== REQUIRED TASK ==
Keep the pictures out of the copy and print all the entries below exactly.

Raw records
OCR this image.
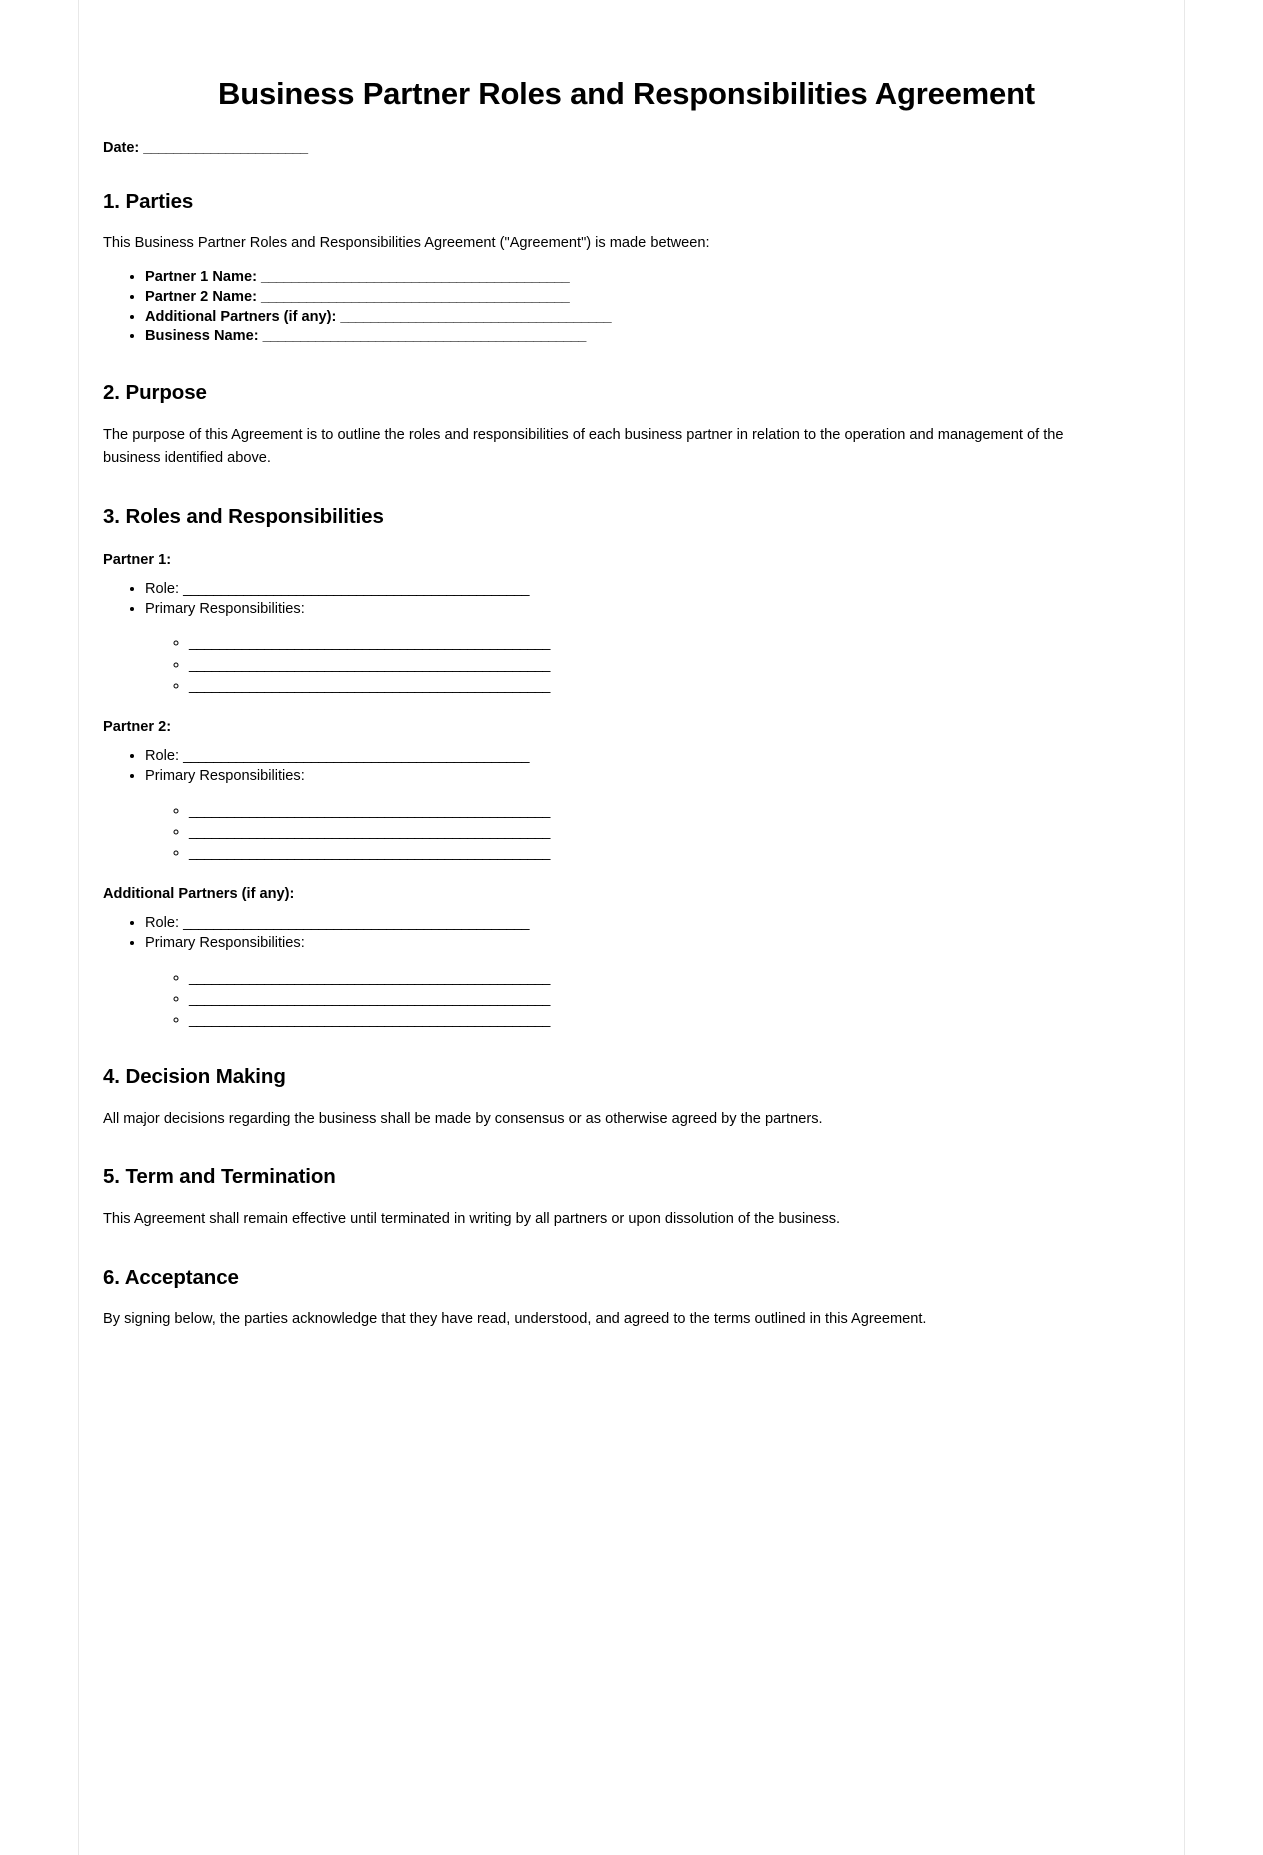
Business Partner Roles and Responsibilities Agreement
Date: ______________________
1. Parties

This Business Partner Roles and Responsibilities Agreement ("Agreement") is made between:

• Partner 1 Name: _________________________________________
• Partner 2 Name: _________________________________________
• Additional Partners (if any): ____________________________________
• Business Name: ___________________________________________
2. Purpose

The purpose of this Agreement is to outline the roles and responsibilities of each business partner in relation to the operation and management of the business identified above.

3. Roles and Responsibilities
Partner 1:
• Role: ______________________________________________
• Primary Responsibilities:
◦ ________________________________________________
◦ ________________________________________________
◦ ________________________________________________
Partner 2:
• Role: ______________________________________________
• Primary Responsibilities:
◦ ________________________________________________
◦ ________________________________________________
◦ ________________________________________________
Additional Partners (if any):
• Role: ______________________________________________
• Primary Responsibilities:
◦ ________________________________________________
◦ ________________________________________________
◦ ________________________________________________
4. Decision Making

All major decisions regarding the business shall be made by consensus or as otherwise agreed by the partners.

5. Term and Termination

This Agreement shall remain effective until terminated in writing by all partners or upon dissolution of the business.

6. Acceptance

By signing below, the parties acknowledge that they have read, understood, and agreed to the terms outlined in this Agreement.
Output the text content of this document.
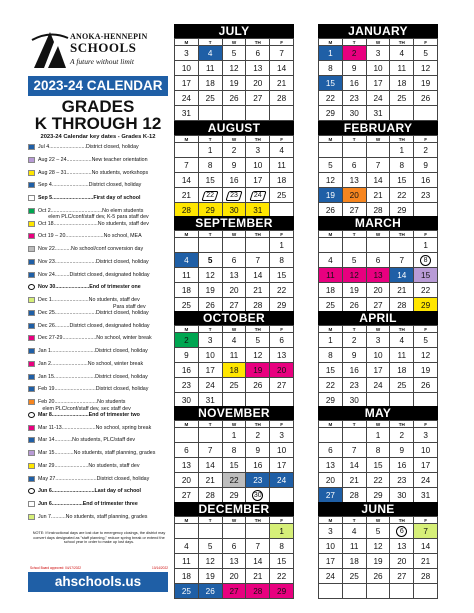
ANOKA-HENNEPIN
SCHOOLS
A future without limit
2023-24 CALENDAR
GRADES
K THROUGH 12
2023-24 Calendar key dates - Grades K-12
Jul 4.........................District closed, holiday
Aug 22 – 24.................New teacher orientation
Aug 28 – 31.................No students, workshops
Sep 4.........................District closed, holiday
Sep 5............................First day of school
Oct 2...................................No elem students
elem PLC/conf/staff dev, K-5 para staff dev
Oct 18..............................No students, staff dev
Oct 19 – 20..........................No school, MEA
Nov 22...........No school/conf conversion day
Nov 23............................District closed, holiday
Nov 24..........District closed, designated holiday
Nov 30.......................End of trimester one
Dec 1.........................No students, staff dev
Para staff dev
Dec 25............................District closed, holiday
Dec 26..........District closed, designated holiday
Dec 27-29.......................No school, winter break
Jan 1..............................District closed, holiday
Jan 2.........................No school, winter break
Jan 15............................District closed, holiday
Feb 19............................District closed, holiday
Feb 20.............................No students
elem PLC/conf/staff dev, sec staff dev
Mar 8.........................End of trimester two
Mar 11-13.......................No school, spring break
Mar 14............No students, PLC/staff dev
Mar 15.............No students, staff planning, grades
Mar 29.......................No students, staff dev
May 27............................District closed, holiday
Jun 6.............................Last day of school
Jun 6.....................End of trimester three
Jun 7..........No students, staff planning, grades
NOTE: If instructional days are lost due to emergency closings, the district may convert days designated as "staff planning," reduce spring break or extend the school year in order to make up lost days.
School Board approved: 04/17/2022	10/14/2022
ahschools.us
JULY
M	T	W	TH	F
3	4	5	6	7
10	11	12	13	14
17	18	19	20	21
24	25	26	27	28
31				
AUGUST
M	T	W	TH	F
	1	2	3	4
7	8	9	10	11
14	15	16	17	18
21	22	23	24	25
28	29	30	31	
SEPTEMBER
M	T	W	TH	F
				1
4	5	6	7	8
11	12	13	14	15
18	19	20	21	22
25	26	27	28	29
OCTOBER
M	T	W	TH	F
2	3	4	5	6
9	10	11	12	13
16	17	18	19	20
23	24	25	26	27
30	31			
NOVEMBER
M	T	W	TH	F
		1	2	3
6	7	8	9	10
13	14	15	16	17
20	21	22	23	24
27	28	29	30	
DECEMBER
M	T	W	TH	F
				1
4	5	6	7	8
11	12	13	14	15
18	19	20	21	22
25	26	27	28	29
JANUARY
M	T	W	TH	F
1	2	3	4	5
8	9	10	11	12
15	16	17	18	19
22	23	24	25	26
29	30	31		
FEBRUARY
M	T	W	TH	F
			1	2
5	6	7	8	9
12	13	14	15	16
19	20	21	22	23
26	27	28	29	
MARCH
M	T	W	TH	F
				1
4	5	6	7	8
11	12	13	14	15
18	19	20	21	22
25	26	27	28	29
APRIL
M	T	W	TH	F
1	2	3	4	5
8	9	10	11	12
15	16	17	18	19
22	23	24	25	26
29	30			
MAY
M	T	W	TH	F
		1	2	3
6	7	8	9	10
13	14	15	16	17
20	21	22	23	24
27	28	29	30	31
JUNE
M	T	W	TH	F
3	4	5	6	7
10	11	12	13	14
17	18	19	20	21
24	25	26	27	28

== EXERCISE OUTPUT ==
OCR this image.
Business Partner Roles and Responsibilities Agreement
Date: ______________________
1. Parties

This Business Partner Roles and Responsibilities Agreement ("Agreement") is made between:

• Partner 1 Name: _________________________________________
• Partner 2 Name: _________________________________________
• Additional Partners (if any): ____________________________________
• Business Name: ___________________________________________
2. Purpose

The purpose of this Agreement is to outline the roles and responsibilities of each business partner in relation to the operation and management of the business identified above.

3. Roles and Responsibilities
Partner 1:
• Role: ______________________________________________
• Primary Responsibilities:
◦ ________________________________________________
◦ ________________________________________________
◦ ________________________________________________
Partner 2:
• Role: ______________________________________________
• Primary Responsibilities:
◦ ________________________________________________
◦ ________________________________________________
◦ ________________________________________________
Additional Partners (if any):
• Role: ______________________________________________
• Primary Responsibilities:
◦ ________________________________________________
◦ ________________________________________________
◦ ________________________________________________
4. Decision Making

All major decisions regarding the business shall be made by consensus or as otherwise agreed by the partners.

5. Term and Termination

This Agreement shall remain effective until terminated in writing by all partners or upon dissolution of the business.

6. Acceptance

By signing below, the parties acknowledge that they have read, understood, and agreed to the terms outlined in this Agreement.
Output the text content of this document.
ANOKA-HENNEPIN
SCHOOLS
A future without limit
2023-24 CALENDAR
GRADES
K THROUGH 12
2023-24 Calendar key dates - Grades K-12
Jul 4.........................District closed, holiday
Aug 22 – 24.................New teacher orientation
Aug 28 – 31.................No students, workshops
Sep 4.........................District closed, holiday
Sep 5............................First day of school
Oct 2...................................No elem students
elem PLC/conf/staff dev, K-5 para staff dev
Oct 18..............................No students, staff dev
Oct 19 – 20..........................No school, MEA
Nov 22...........No school/conf conversion day
Nov 23............................District closed, holiday
Nov 24..........District closed, designated holiday
Nov 30.......................End of trimester one
Dec 1.........................No students, staff dev
Para staff dev
Dec 25............................District closed, holiday
Dec 26..........District closed, designated holiday
Dec 27-29.......................No school, winter break
Jan 1..............................District closed, holiday
Jan 2.........................No school, winter break
Jan 15............................District closed, holiday
Feb 19............................District closed, holiday
Feb 20.............................No students
elem PLC/conf/staff dev, sec staff dev
Mar 8.........................End of trimester two
Mar 11-13.......................No school, spring break
Mar 14............No students, PLC/staff dev
Mar 15.............No students, staff planning, grades
Mar 29.......................No students, staff dev
May 27............................District closed, holiday
Jun 6.............................Last day of school
Jun 6.....................End of trimester three
Jun 7..........No students, staff planning, grades
NOTE: If instructional days are lost due to emergency closings, the district may convert days designated as "staff planning," reduce spring break or extend the school year in order to make up lost days.
School Board approved: 04/17/2022	10/14/2022
ahschools.us
JULY
M	T	W	TH	F
3	4	5	6	7
10	11	12	13	14
17	18	19	20	21
24	25	26	27	28
31				
AUGUST
M	T	W	TH	F
	1	2	3	4
7	8	9	10	11
14	15	16	17	18
21	22	23	24	25
28	29	30	31	
SEPTEMBER
M	T	W	TH	F
				1
4	5	6	7	8
11	12	13	14	15
18	19	20	21	22
25	26	27	28	29
OCTOBER
M	T	W	TH	F
2	3	4	5	6
9	10	11	12	13
16	17	18	19	20
23	24	25	26	27
30	31			
NOVEMBER
M	T	W	TH	F
		1	2	3
6	7	8	9	10
13	14	15	16	17
20	21	22	23	24
27	28	29	30	
DECEMBER
M	T	W	TH	F
				1
4	5	6	7	8
11	12	13	14	15
18	19	20	21	22
25	26	27	28	29
JANUARY
M	T	W	TH	F
1	2	3	4	5
8	9	10	11	12
15	16	17	18	19
22	23	24	25	26
29	30	31		
FEBRUARY
M	T	W	TH	F
			1	2
5	6	7	8	9
12	13	14	15	16
19	20	21	22	23
26	27	28	29	
MARCH
M	T	W	TH	F
				1
4	5	6	7	8
11	12	13	14	15
18	19	20	21	22
25	26	27	28	29
APRIL
M	T	W	TH	F
1	2	3	4	5
8	9	10	11	12
15	16	17	18	19
22	23	24	25	26
29	30			
MAY
M	T	W	TH	F
		1	2	3
6	7	8	9	10
13	14	15	16	17
20	21	22	23	24
27	28	29	30	31
JUNE
M	T	W	TH	F
3	4	5	6	7
10	11	12	13	14
17	18	19	20	21
24	25	26	27	28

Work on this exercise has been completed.